▶ Records for this task:
'''

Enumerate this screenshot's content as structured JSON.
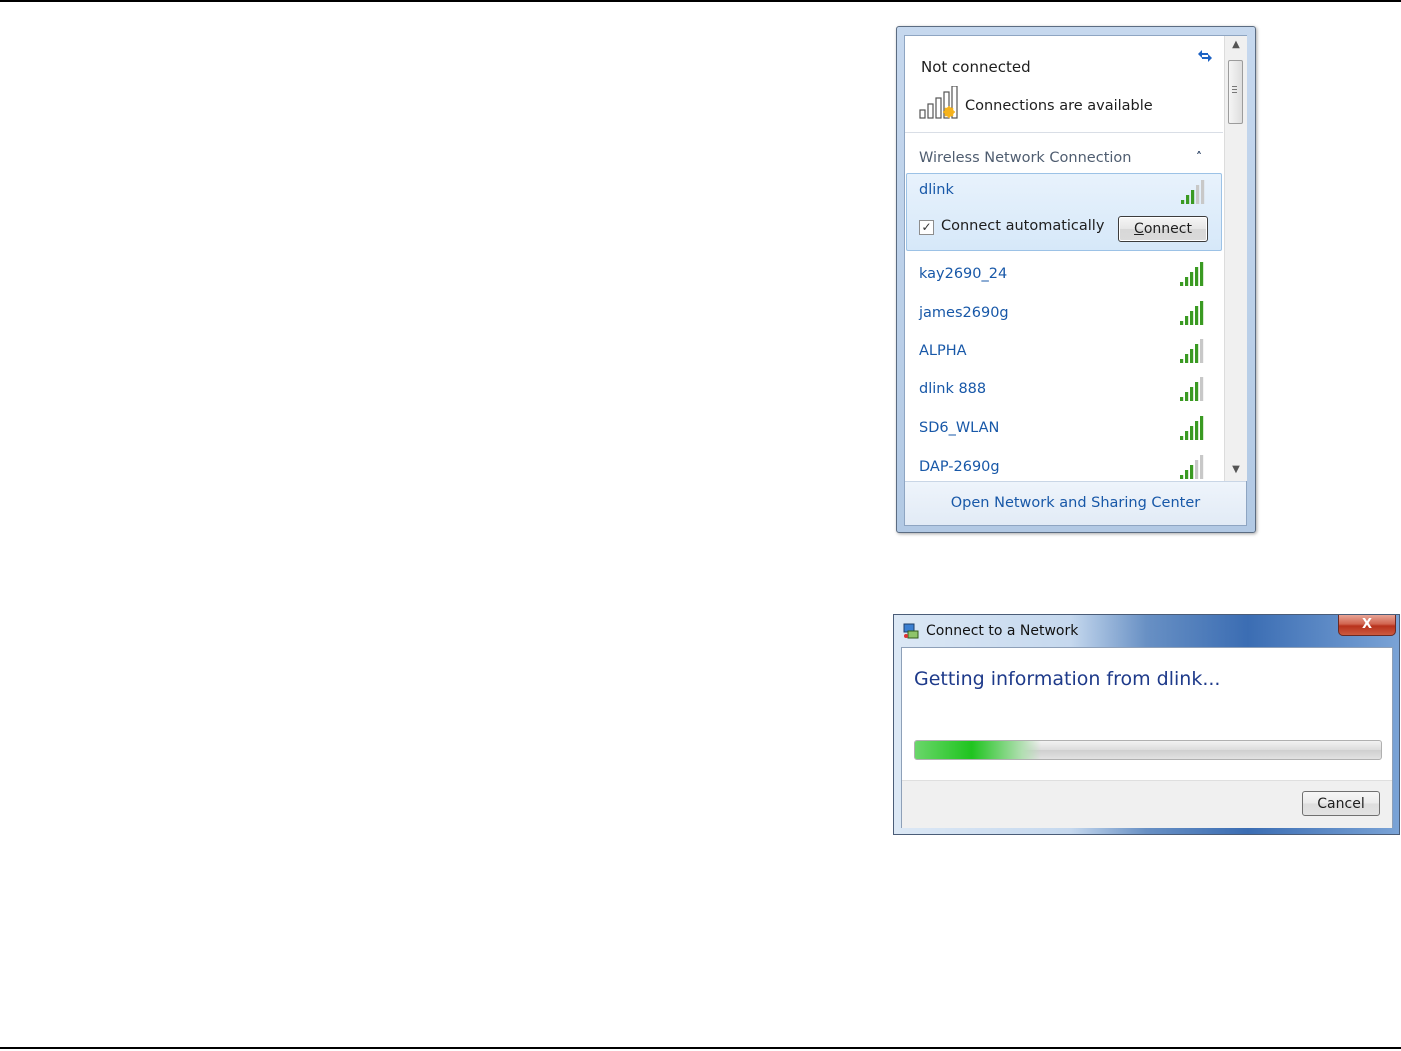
{
  "flyout": {
    "status_title": "Not connected",
    "status_subtitle": "Connections are available",
    "section_title": "Wireless Network Connection",
    "selected_network": {
      "name": "dlink",
      "connect_automatically_label": "Connect automatically",
      "connect_automatically_checked": true,
      "connect_button_label": "Connect",
      "connect_button_access_key": "C"
    },
    "networks": [
      {
        "name": "kay2690_24",
        "signal_bars": 5
      },
      {
        "name": "james2690g",
        "signal_bars": 5
      },
      {
        "name": "ALPHA",
        "signal_bars": 4
      },
      {
        "name": "dlink 888",
        "signal_bars": 4
      },
      {
        "name": "SD6_WLAN",
        "signal_bars": 5
      },
      {
        "name": "DAP-2690g",
        "signal_bars": 3
      }
    ],
    "footer_link": "Open Network and Sharing Center",
    "colors": {
      "link": "#1858a8",
      "signal_green": "#3a9a22"
    }
  },
  "dialog": {
    "title": "Connect to a Network",
    "close_label": "X",
    "message": "Getting information from dlink...",
    "progress": 0.27,
    "cancel_label": "Cancel"
  }
}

'''

▶ What the task asks: In your copy, repeat each record exactly and include no pictures.

▶ Worked solution:
Enumerate this screenshot's content as structured JSON.
{
  "flyout": {
    "status_title": "Not connected",
    "status_subtitle": "Connections are available",
    "section_title": "Wireless Network Connection",
    "selected_network": {
      "name": "dlink",
      "connect_automatically_label": "Connect automatically",
      "connect_automatically_checked": true,
      "connect_button_label": "Connect",
      "connect_button_access_key": "C"
    },
    "networks": [
      {
        "name": "kay2690_24",
        "signal_bars": 5
      },
      {
        "name": "james2690g",
        "signal_bars": 5
      },
      {
        "name": "ALPHA",
        "signal_bars": 4
      },
      {
        "name": "dlink 888",
        "signal_bars": 4
      },
      {
        "name": "SD6_WLAN",
        "signal_bars": 5
      },
      {
        "name": "DAP-2690g",
        "signal_bars": 3
      }
    ],
    "footer_link": "Open Network and Sharing Center",
    "colors": {
      "link": "#1858a8",
      "signal_green": "#3a9a22"
    }
  },
  "dialog": {
    "title": "Connect to a Network",
    "close_label": "X",
    "message": "Getting information from dlink...",
    "progress": 0.27,
    "cancel_label": "Cancel"
  }
}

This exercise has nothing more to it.